▶ **Exercise task**:
All of the material below is to be repeated exactly.

▶ **Entries supplied**:
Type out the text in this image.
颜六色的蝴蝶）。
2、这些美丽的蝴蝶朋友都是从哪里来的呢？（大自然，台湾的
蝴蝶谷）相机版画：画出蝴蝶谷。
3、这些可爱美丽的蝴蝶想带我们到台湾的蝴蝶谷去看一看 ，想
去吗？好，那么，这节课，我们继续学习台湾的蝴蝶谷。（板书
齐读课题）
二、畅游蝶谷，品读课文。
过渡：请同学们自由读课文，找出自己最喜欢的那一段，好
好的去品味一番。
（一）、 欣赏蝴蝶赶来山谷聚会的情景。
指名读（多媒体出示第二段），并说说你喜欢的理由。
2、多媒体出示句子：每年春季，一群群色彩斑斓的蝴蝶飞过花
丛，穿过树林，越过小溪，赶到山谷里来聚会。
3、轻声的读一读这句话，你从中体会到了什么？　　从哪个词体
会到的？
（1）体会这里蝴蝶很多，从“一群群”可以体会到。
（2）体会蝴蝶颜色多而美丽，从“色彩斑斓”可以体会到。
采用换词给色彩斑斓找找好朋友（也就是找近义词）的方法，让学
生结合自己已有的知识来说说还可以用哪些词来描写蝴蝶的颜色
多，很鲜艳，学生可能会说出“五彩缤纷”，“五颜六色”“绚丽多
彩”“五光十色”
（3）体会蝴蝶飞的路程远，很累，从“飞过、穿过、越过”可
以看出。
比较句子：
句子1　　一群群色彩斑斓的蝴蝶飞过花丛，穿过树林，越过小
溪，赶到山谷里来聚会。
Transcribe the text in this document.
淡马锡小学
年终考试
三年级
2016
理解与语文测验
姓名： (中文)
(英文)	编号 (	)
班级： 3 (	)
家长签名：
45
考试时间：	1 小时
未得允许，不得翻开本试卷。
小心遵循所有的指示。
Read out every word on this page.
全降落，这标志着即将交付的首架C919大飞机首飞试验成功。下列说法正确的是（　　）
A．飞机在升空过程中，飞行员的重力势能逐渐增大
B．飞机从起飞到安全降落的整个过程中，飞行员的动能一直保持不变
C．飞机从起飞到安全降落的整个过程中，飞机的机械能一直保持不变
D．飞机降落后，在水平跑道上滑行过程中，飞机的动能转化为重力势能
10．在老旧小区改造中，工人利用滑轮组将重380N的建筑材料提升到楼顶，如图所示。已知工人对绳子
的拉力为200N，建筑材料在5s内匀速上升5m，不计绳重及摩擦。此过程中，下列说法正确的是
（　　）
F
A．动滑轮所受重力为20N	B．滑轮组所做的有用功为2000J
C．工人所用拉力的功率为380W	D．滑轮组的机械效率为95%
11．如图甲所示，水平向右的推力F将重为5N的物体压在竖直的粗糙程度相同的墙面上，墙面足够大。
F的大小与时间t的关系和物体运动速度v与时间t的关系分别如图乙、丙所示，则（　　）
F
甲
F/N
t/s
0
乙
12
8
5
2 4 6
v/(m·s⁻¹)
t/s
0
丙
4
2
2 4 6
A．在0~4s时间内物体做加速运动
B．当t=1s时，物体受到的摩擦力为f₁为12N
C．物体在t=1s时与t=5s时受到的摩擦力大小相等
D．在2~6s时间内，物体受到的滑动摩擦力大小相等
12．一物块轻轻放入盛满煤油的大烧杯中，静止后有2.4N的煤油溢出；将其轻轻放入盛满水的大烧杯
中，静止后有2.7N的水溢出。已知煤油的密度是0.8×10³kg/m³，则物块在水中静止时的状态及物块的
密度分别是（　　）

▶ **Answer for this exercise**:
Type out the text in this image.
颜六色的蝴蝶）。
2、这些美丽的蝴蝶朋友都是从哪里来的呢？（大自然，台湾的
蝴蝶谷）相机版画：画出蝴蝶谷。
3、这些可爱美丽的蝴蝶想带我们到台湾的蝴蝶谷去看一看 ，想
去吗？好，那么，这节课，我们继续学习台湾的蝴蝶谷。（板书
齐读课题）
二、畅游蝶谷，品读课文。
过渡：请同学们自由读课文，找出自己最喜欢的那一段，好
好的去品味一番。
（一）、 欣赏蝴蝶赶来山谷聚会的情景。
指名读（多媒体出示第二段），并说说你喜欢的理由。
2、多媒体出示句子：每年春季，一群群色彩斑斓的蝴蝶飞过花
丛，穿过树林，越过小溪，赶到山谷里来聚会。
3、轻声的读一读这句话，你从中体会到了什么？　　从哪个词体
会到的？
（1）体会这里蝴蝶很多，从“一群群”可以体会到。
（2）体会蝴蝶颜色多而美丽，从“色彩斑斓”可以体会到。
采用换词给色彩斑斓找找好朋友（也就是找近义词）的方法，让学
生结合自己已有的知识来说说还可以用哪些词来描写蝴蝶的颜色
多，很鲜艳，学生可能会说出“五彩缤纷”，“五颜六色”“绚丽多
彩”“五光十色”
（3）体会蝴蝶飞的路程远，很累，从“飞过、穿过、越过”可
以看出。
比较句子：
句子1　　一群群色彩斑斓的蝴蝶飞过花丛，穿过树林，越过小
溪，赶到山谷里来聚会。
Transcribe the text in this document.
淡马锡小学
年终考试
三年级
2016
理解与语文测验
姓名： (中文)
(英文)	编号 (	)
班级： 3 (	)
家长签名：
45
考试时间：	1 小时
未得允许，不得翻开本试卷。
小心遵循所有的指示。
Read out every word on this page.
全降落，这标志着即将交付的首架C919大飞机首飞试验成功。下列说法正确的是（　　）
A．飞机在升空过程中，飞行员的重力势能逐渐增大
B．飞机从起飞到安全降落的整个过程中，飞行员的动能一直保持不变
C．飞机从起飞到安全降落的整个过程中，飞机的机械能一直保持不变
D．飞机降落后，在水平跑道上滑行过程中，飞机的动能转化为重力势能
10．在老旧小区改造中，工人利用滑轮组将重380N的建筑材料提升到楼顶，如图所示。已知工人对绳子
的拉力为200N，建筑材料在5s内匀速上升5m，不计绳重及摩擦。此过程中，下列说法正确的是
（　　）
F
A．动滑轮所受重力为20N	B．滑轮组所做的有用功为2000J
C．工人所用拉力的功率为380W	D．滑轮组的机械效率为95%
11．如图甲所示，水平向右的推力F将重为5N的物体压在竖直的粗糙程度相同的墙面上，墙面足够大。
F的大小与时间t的关系和物体运动速度v与时间t的关系分别如图乙、丙所示，则（　　）
F
甲
F/N
t/s
0
乙
12
8
5
2 4 6
v/(m·s⁻¹)
t/s
0
丙
4
2
2 4 6
A．在0~4s时间内物体做加速运动
B．当t=1s时，物体受到的摩擦力为f₁为12N
C．物体在t=1s时与t=5s时受到的摩擦力大小相等
D．在2~6s时间内，物体受到的滑动摩擦力大小相等
12．一物块轻轻放入盛满煤油的大烧杯中，静止后有2.4N的煤油溢出；将其轻轻放入盛满水的大烧杯
中，静止后有2.7N的水溢出。已知煤油的密度是0.8×10³kg/m³，则物块在水中静止时的状态及物块的
密度分别是（　　）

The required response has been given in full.